*AVAILABLE DATA*:
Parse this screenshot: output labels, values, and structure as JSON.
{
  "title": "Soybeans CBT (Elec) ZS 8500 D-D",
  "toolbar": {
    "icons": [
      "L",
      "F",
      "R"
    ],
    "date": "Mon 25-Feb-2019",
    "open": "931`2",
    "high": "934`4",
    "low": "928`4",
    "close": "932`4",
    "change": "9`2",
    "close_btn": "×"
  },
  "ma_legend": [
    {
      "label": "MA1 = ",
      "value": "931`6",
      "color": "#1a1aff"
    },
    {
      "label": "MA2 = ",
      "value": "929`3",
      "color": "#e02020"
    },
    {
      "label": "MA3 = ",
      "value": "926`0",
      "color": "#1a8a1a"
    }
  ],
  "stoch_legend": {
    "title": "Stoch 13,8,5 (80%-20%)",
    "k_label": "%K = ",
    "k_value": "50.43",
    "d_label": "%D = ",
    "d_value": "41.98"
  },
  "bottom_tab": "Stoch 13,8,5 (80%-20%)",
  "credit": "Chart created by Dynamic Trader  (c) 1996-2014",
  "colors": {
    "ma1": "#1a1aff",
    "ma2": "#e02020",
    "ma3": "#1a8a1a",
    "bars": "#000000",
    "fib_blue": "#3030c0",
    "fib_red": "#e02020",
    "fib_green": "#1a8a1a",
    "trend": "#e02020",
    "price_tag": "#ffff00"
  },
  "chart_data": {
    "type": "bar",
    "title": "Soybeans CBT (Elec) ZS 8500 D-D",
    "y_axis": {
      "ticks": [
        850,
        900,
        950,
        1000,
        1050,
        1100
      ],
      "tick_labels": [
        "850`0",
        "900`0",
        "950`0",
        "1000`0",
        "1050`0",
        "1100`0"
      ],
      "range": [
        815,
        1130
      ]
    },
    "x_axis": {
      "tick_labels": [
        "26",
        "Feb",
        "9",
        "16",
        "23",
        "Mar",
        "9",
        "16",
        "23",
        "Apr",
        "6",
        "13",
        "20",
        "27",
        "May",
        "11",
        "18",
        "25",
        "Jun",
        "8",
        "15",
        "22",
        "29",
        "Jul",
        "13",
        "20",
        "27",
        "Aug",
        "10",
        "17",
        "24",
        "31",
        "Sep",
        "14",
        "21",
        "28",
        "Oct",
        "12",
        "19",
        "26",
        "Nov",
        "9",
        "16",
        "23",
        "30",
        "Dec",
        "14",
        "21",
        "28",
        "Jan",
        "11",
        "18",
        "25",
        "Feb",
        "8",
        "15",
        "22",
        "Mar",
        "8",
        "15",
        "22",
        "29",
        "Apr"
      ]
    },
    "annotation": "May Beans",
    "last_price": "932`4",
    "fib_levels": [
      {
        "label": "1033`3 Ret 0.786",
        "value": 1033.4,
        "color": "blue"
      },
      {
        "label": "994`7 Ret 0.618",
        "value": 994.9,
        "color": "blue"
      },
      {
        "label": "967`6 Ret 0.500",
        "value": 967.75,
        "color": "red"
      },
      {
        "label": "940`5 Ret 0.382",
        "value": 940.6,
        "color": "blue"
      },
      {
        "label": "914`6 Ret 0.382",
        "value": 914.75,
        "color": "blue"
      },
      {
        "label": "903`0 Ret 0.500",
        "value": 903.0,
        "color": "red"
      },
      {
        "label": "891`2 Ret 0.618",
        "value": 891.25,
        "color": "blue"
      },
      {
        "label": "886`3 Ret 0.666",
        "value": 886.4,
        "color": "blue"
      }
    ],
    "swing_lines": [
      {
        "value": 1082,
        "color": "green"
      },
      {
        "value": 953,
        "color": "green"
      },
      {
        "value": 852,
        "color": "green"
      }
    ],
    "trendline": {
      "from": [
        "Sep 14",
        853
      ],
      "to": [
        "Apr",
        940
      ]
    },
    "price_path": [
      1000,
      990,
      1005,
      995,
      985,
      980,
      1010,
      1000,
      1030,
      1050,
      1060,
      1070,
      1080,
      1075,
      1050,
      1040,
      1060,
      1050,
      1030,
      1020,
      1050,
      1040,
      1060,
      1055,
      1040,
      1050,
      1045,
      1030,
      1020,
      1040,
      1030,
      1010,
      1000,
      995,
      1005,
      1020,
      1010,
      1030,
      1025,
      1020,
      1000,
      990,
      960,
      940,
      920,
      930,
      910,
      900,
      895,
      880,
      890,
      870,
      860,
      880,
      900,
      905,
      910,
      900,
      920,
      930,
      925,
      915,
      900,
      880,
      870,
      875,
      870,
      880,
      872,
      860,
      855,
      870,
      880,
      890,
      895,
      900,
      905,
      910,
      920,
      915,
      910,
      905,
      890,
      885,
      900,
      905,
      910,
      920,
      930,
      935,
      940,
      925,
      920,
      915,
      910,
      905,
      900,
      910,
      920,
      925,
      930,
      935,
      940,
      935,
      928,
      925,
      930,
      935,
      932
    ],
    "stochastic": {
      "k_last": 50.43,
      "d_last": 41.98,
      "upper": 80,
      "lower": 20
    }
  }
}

*INSTRUCTIONS FOR THE TASK*: The records above are to be copied in full, exactly as written.

*CORRECT OUTPUT*:
Parse this screenshot: output labels, values, and structure as JSON.
{
  "title": "Soybeans CBT (Elec) ZS 8500 D-D",
  "toolbar": {
    "icons": [
      "L",
      "F",
      "R"
    ],
    "date": "Mon 25-Feb-2019",
    "open": "931`2",
    "high": "934`4",
    "low": "928`4",
    "close": "932`4",
    "change": "9`2",
    "close_btn": "×"
  },
  "ma_legend": [
    {
      "label": "MA1 = ",
      "value": "931`6",
      "color": "#1a1aff"
    },
    {
      "label": "MA2 = ",
      "value": "929`3",
      "color": "#e02020"
    },
    {
      "label": "MA3 = ",
      "value": "926`0",
      "color": "#1a8a1a"
    }
  ],
  "stoch_legend": {
    "title": "Stoch 13,8,5 (80%-20%)",
    "k_label": "%K = ",
    "k_value": "50.43",
    "d_label": "%D = ",
    "d_value": "41.98"
  },
  "bottom_tab": "Stoch 13,8,5 (80%-20%)",
  "credit": "Chart created by Dynamic Trader  (c) 1996-2014",
  "colors": {
    "ma1": "#1a1aff",
    "ma2": "#e02020",
    "ma3": "#1a8a1a",
    "bars": "#000000",
    "fib_blue": "#3030c0",
    "fib_red": "#e02020",
    "fib_green": "#1a8a1a",
    "trend": "#e02020",
    "price_tag": "#ffff00"
  },
  "chart_data": {
    "type": "bar",
    "title": "Soybeans CBT (Elec) ZS 8500 D-D",
    "y_axis": {
      "ticks": [
        850,
        900,
        950,
        1000,
        1050,
        1100
      ],
      "tick_labels": [
        "850`0",
        "900`0",
        "950`0",
        "1000`0",
        "1050`0",
        "1100`0"
      ],
      "range": [
        815,
        1130
      ]
    },
    "x_axis": {
      "tick_labels": [
        "26",
        "Feb",
        "9",
        "16",
        "23",
        "Mar",
        "9",
        "16",
        "23",
        "Apr",
        "6",
        "13",
        "20",
        "27",
        "May",
        "11",
        "18",
        "25",
        "Jun",
        "8",
        "15",
        "22",
        "29",
        "Jul",
        "13",
        "20",
        "27",
        "Aug",
        "10",
        "17",
        "24",
        "31",
        "Sep",
        "14",
        "21",
        "28",
        "Oct",
        "12",
        "19",
        "26",
        "Nov",
        "9",
        "16",
        "23",
        "30",
        "Dec",
        "14",
        "21",
        "28",
        "Jan",
        "11",
        "18",
        "25",
        "Feb",
        "8",
        "15",
        "22",
        "Mar",
        "8",
        "15",
        "22",
        "29",
        "Apr"
      ]
    },
    "annotation": "May Beans",
    "last_price": "932`4",
    "fib_levels": [
      {
        "label": "1033`3 Ret 0.786",
        "value": 1033.4,
        "color": "blue"
      },
      {
        "label": "994`7 Ret 0.618",
        "value": 994.9,
        "color": "blue"
      },
      {
        "label": "967`6 Ret 0.500",
        "value": 967.75,
        "color": "red"
      },
      {
        "label": "940`5 Ret 0.382",
        "value": 940.6,
        "color": "blue"
      },
      {
        "label": "914`6 Ret 0.382",
        "value": 914.75,
        "color": "blue"
      },
      {
        "label": "903`0 Ret 0.500",
        "value": 903.0,
        "color": "red"
      },
      {
        "label": "891`2 Ret 0.618",
        "value": 891.25,
        "color": "blue"
      },
      {
        "label": "886`3 Ret 0.666",
        "value": 886.4,
        "color": "blue"
      }
    ],
    "swing_lines": [
      {
        "value": 1082,
        "color": "green"
      },
      {
        "value": 953,
        "color": "green"
      },
      {
        "value": 852,
        "color": "green"
      }
    ],
    "trendline": {
      "from": [
        "Sep 14",
        853
      ],
      "to": [
        "Apr",
        940
      ]
    },
    "price_path": [
      1000,
      990,
      1005,
      995,
      985,
      980,
      1010,
      1000,
      1030,
      1050,
      1060,
      1070,
      1080,
      1075,
      1050,
      1040,
      1060,
      1050,
      1030,
      1020,
      1050,
      1040,
      1060,
      1055,
      1040,
      1050,
      1045,
      1030,
      1020,
      1040,
      1030,
      1010,
      1000,
      995,
      1005,
      1020,
      1010,
      1030,
      1025,
      1020,
      1000,
      990,
      960,
      940,
      920,
      930,
      910,
      900,
      895,
      880,
      890,
      870,
      860,
      880,
      900,
      905,
      910,
      900,
      920,
      930,
      925,
      915,
      900,
      880,
      870,
      875,
      870,
      880,
      872,
      860,
      855,
      870,
      880,
      890,
      895,
      900,
      905,
      910,
      920,
      915,
      910,
      905,
      890,
      885,
      900,
      905,
      910,
      920,
      930,
      935,
      940,
      925,
      920,
      915,
      910,
      905,
      900,
      910,
      920,
      925,
      930,
      935,
      940,
      935,
      928,
      925,
      930,
      935,
      932
    ],
    "stochastic": {
      "k_last": 50.43,
      "d_last": 41.98,
      "upper": 80,
      "lower": 20
    }
  }
}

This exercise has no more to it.